■ **Aim**
Output every entry exactly as given.

■ **Data shown**
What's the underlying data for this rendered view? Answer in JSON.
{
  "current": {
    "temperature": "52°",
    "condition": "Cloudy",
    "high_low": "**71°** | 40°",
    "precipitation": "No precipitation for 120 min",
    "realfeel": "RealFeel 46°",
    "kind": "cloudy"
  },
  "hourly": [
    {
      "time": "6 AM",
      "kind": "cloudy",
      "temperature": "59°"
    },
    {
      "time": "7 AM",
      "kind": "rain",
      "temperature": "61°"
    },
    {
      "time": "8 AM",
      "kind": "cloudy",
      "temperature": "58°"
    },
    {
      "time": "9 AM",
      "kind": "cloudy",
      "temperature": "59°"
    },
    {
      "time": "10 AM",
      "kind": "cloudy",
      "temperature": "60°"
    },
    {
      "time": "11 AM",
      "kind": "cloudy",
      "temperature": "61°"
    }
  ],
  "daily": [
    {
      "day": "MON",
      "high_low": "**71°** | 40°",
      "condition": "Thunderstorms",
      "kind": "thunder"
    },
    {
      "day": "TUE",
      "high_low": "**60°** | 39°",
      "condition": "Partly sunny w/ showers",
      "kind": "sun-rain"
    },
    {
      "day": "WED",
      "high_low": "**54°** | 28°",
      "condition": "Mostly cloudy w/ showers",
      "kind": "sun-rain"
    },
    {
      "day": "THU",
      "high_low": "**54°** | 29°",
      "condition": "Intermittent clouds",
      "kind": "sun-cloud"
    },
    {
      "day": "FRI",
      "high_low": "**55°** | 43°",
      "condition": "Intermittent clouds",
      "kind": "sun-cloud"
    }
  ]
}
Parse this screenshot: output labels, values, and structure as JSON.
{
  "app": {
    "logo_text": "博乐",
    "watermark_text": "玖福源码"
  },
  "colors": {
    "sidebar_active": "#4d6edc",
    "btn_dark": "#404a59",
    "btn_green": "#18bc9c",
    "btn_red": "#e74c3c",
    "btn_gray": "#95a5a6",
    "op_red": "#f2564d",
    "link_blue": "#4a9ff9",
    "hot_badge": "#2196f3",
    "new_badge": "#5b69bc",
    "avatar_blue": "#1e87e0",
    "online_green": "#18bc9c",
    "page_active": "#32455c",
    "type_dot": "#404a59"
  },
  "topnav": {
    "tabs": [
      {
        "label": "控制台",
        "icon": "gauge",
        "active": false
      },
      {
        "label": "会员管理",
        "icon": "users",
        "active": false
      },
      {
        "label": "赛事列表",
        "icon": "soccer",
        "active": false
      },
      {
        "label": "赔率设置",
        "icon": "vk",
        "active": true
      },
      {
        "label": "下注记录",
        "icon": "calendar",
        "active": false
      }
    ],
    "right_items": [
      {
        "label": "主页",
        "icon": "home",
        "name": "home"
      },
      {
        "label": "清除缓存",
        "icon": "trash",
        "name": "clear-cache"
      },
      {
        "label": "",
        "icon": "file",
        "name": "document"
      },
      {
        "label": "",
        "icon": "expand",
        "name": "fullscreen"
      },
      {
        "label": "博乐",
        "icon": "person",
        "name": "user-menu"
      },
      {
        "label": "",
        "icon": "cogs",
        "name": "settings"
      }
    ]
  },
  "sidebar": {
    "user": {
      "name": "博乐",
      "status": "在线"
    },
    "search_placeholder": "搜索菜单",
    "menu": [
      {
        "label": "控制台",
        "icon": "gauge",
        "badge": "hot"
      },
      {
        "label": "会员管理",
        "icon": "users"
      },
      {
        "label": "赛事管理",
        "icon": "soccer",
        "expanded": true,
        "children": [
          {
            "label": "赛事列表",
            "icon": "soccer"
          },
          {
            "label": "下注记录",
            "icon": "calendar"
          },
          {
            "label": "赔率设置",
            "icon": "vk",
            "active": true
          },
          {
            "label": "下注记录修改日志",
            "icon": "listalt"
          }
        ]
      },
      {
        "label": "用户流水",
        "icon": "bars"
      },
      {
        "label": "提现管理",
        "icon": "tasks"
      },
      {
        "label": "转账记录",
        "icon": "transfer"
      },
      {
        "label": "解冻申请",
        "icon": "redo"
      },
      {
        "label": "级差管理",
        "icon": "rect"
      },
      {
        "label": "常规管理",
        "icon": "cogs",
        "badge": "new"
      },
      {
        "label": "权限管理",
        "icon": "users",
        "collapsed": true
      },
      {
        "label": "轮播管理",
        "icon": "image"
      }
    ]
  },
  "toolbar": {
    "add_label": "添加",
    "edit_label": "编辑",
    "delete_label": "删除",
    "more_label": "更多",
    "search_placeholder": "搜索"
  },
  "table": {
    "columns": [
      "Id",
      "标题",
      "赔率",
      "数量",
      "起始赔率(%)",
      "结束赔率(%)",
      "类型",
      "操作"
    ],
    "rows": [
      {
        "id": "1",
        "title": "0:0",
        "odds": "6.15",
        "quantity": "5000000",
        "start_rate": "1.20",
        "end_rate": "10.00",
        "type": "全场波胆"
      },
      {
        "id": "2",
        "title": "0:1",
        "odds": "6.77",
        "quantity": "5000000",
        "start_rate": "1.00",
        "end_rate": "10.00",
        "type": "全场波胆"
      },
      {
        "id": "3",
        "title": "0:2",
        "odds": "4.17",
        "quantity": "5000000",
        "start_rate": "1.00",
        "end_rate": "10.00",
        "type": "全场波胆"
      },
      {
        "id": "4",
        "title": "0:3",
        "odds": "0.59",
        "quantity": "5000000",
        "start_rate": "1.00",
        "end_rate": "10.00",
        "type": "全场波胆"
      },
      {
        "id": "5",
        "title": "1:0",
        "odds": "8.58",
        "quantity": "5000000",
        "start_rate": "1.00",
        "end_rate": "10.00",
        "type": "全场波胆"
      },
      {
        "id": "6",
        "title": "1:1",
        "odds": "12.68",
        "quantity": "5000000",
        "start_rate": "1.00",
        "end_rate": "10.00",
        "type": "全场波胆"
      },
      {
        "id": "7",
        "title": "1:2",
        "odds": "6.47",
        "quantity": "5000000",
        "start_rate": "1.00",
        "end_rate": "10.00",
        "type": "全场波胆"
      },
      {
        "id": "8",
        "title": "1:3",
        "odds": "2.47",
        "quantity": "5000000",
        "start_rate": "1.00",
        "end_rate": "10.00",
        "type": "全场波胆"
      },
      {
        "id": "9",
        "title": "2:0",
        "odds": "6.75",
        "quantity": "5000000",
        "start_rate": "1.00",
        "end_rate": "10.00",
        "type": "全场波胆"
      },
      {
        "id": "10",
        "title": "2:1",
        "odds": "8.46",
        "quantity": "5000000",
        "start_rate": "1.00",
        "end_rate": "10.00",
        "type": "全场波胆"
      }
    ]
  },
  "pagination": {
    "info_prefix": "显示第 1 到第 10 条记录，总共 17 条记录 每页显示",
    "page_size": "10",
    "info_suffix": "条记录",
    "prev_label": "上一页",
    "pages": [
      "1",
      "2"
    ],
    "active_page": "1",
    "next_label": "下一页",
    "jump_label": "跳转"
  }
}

■ **Written response**
What's the underlying data for this rendered view? Answer in JSON.
{
  "current": {
    "temperature": "52°",
    "condition": "Cloudy",
    "high_low": "**71°** | 40°",
    "precipitation": "No precipitation for 120 min",
    "realfeel": "RealFeel 46°",
    "kind": "cloudy"
  },
  "hourly": [
    {
      "time": "6 AM",
      "kind": "cloudy",
      "temperature": "59°"
    },
    {
      "time": "7 AM",
      "kind": "rain",
      "temperature": "61°"
    },
    {
      "time": "8 AM",
      "kind": "cloudy",
      "temperature": "58°"
    },
    {
      "time": "9 AM",
      "kind": "cloudy",
      "temperature": "59°"
    },
    {
      "time": "10 AM",
      "kind": "cloudy",
      "temperature": "60°"
    },
    {
      "time": "11 AM",
      "kind": "cloudy",
      "temperature": "61°"
    }
  ],
  "daily": [
    {
      "day": "MON",
      "high_low": "**71°** | 40°",
      "condition": "Thunderstorms",
      "kind": "thunder"
    },
    {
      "day": "TUE",
      "high_low": "**60°** | 39°",
      "condition": "Partly sunny w/ showers",
      "kind": "sun-rain"
    },
    {
      "day": "WED",
      "high_low": "**54°** | 28°",
      "condition": "Mostly cloudy w/ showers",
      "kind": "sun-rain"
    },
    {
      "day": "THU",
      "high_low": "**54°** | 29°",
      "condition": "Intermittent clouds",
      "kind": "sun-cloud"
    },
    {
      "day": "FRI",
      "high_low": "**55°** | 43°",
      "condition": "Intermittent clouds",
      "kind": "sun-cloud"
    }
  ]
}
Parse this screenshot: output labels, values, and structure as JSON.
{
  "app": {
    "logo_text": "博乐",
    "watermark_text": "玖福源码"
  },
  "colors": {
    "sidebar_active": "#4d6edc",
    "btn_dark": "#404a59",
    "btn_green": "#18bc9c",
    "btn_red": "#e74c3c",
    "btn_gray": "#95a5a6",
    "op_red": "#f2564d",
    "link_blue": "#4a9ff9",
    "hot_badge": "#2196f3",
    "new_badge": "#5b69bc",
    "avatar_blue": "#1e87e0",
    "online_green": "#18bc9c",
    "page_active": "#32455c",
    "type_dot": "#404a59"
  },
  "topnav": {
    "tabs": [
      {
        "label": "控制台",
        "icon": "gauge",
        "active": false
      },
      {
        "label": "会员管理",
        "icon": "users",
        "active": false
      },
      {
        "label": "赛事列表",
        "icon": "soccer",
        "active": false
      },
      {
        "label": "赔率设置",
        "icon": "vk",
        "active": true
      },
      {
        "label": "下注记录",
        "icon": "calendar",
        "active": false
      }
    ],
    "right_items": [
      {
        "label": "主页",
        "icon": "home",
        "name": "home"
      },
      {
        "label": "清除缓存",
        "icon": "trash",
        "name": "clear-cache"
      },
      {
        "label": "",
        "icon": "file",
        "name": "document"
      },
      {
        "label": "",
        "icon": "expand",
        "name": "fullscreen"
      },
      {
        "label": "博乐",
        "icon": "person",
        "name": "user-menu"
      },
      {
        "label": "",
        "icon": "cogs",
        "name": "settings"
      }
    ]
  },
  "sidebar": {
    "user": {
      "name": "博乐",
      "status": "在线"
    },
    "search_placeholder": "搜索菜单",
    "menu": [
      {
        "label": "控制台",
        "icon": "gauge",
        "badge": "hot"
      },
      {
        "label": "会员管理",
        "icon": "users"
      },
      {
        "label": "赛事管理",
        "icon": "soccer",
        "expanded": true,
        "children": [
          {
            "label": "赛事列表",
            "icon": "soccer"
          },
          {
            "label": "下注记录",
            "icon": "calendar"
          },
          {
            "label": "赔率设置",
            "icon": "vk",
            "active": true
          },
          {
            "label": "下注记录修改日志",
            "icon": "listalt"
          }
        ]
      },
      {
        "label": "用户流水",
        "icon": "bars"
      },
      {
        "label": "提现管理",
        "icon": "tasks"
      },
      {
        "label": "转账记录",
        "icon": "transfer"
      },
      {
        "label": "解冻申请",
        "icon": "redo"
      },
      {
        "label": "级差管理",
        "icon": "rect"
      },
      {
        "label": "常规管理",
        "icon": "cogs",
        "badge": "new"
      },
      {
        "label": "权限管理",
        "icon": "users",
        "collapsed": true
      },
      {
        "label": "轮播管理",
        "icon": "image"
      }
    ]
  },
  "toolbar": {
    "add_label": "添加",
    "edit_label": "编辑",
    "delete_label": "删除",
    "more_label": "更多",
    "search_placeholder": "搜索"
  },
  "table": {
    "columns": [
      "Id",
      "标题",
      "赔率",
      "数量",
      "起始赔率(%)",
      "结束赔率(%)",
      "类型",
      "操作"
    ],
    "rows": [
      {
        "id": "1",
        "title": "0:0",
        "odds": "6.15",
        "quantity": "5000000",
        "start_rate": "1.20",
        "end_rate": "10.00",
        "type": "全场波胆"
      },
      {
        "id": "2",
        "title": "0:1",
        "odds": "6.77",
        "quantity": "5000000",
        "start_rate": "1.00",
        "end_rate": "10.00",
        "type": "全场波胆"
      },
      {
        "id": "3",
        "title": "0:2",
        "odds": "4.17",
        "quantity": "5000000",
        "start_rate": "1.00",
        "end_rate": "10.00",
        "type": "全场波胆"
      },
      {
        "id": "4",
        "title": "0:3",
        "odds": "0.59",
        "quantity": "5000000",
        "start_rate": "1.00",
        "end_rate": "10.00",
        "type": "全场波胆"
      },
      {
        "id": "5",
        "title": "1:0",
        "odds": "8.58",
        "quantity": "5000000",
        "start_rate": "1.00",
        "end_rate": "10.00",
        "type": "全场波胆"
      },
      {
        "id": "6",
        "title": "1:1",
        "odds": "12.68",
        "quantity": "5000000",
        "start_rate": "1.00",
        "end_rate": "10.00",
        "type": "全场波胆"
      },
      {
        "id": "7",
        "title": "1:2",
        "odds": "6.47",
        "quantity": "5000000",
        "start_rate": "1.00",
        "end_rate": "10.00",
        "type": "全场波胆"
      },
      {
        "id": "8",
        "title": "1:3",
        "odds": "2.47",
        "quantity": "5000000",
        "start_rate": "1.00",
        "end_rate": "10.00",
        "type": "全场波胆"
      },
      {
        "id": "9",
        "title": "2:0",
        "odds": "6.75",
        "quantity": "5000000",
        "start_rate": "1.00",
        "end_rate": "10.00",
        "type": "全场波胆"
      },
      {
        "id": "10",
        "title": "2:1",
        "odds": "8.46",
        "quantity": "5000000",
        "start_rate": "1.00",
        "end_rate": "10.00",
        "type": "全场波胆"
      }
    ]
  },
  "pagination": {
    "info_prefix": "显示第 1 到第 10 条记录，总共 17 条记录 每页显示",
    "page_size": "10",
    "info_suffix": "条记录",
    "prev_label": "上一页",
    "pages": [
      "1",
      "2"
    ],
    "active_page": "1",
    "next_label": "下一页",
    "jump_label": "跳转"
  }
}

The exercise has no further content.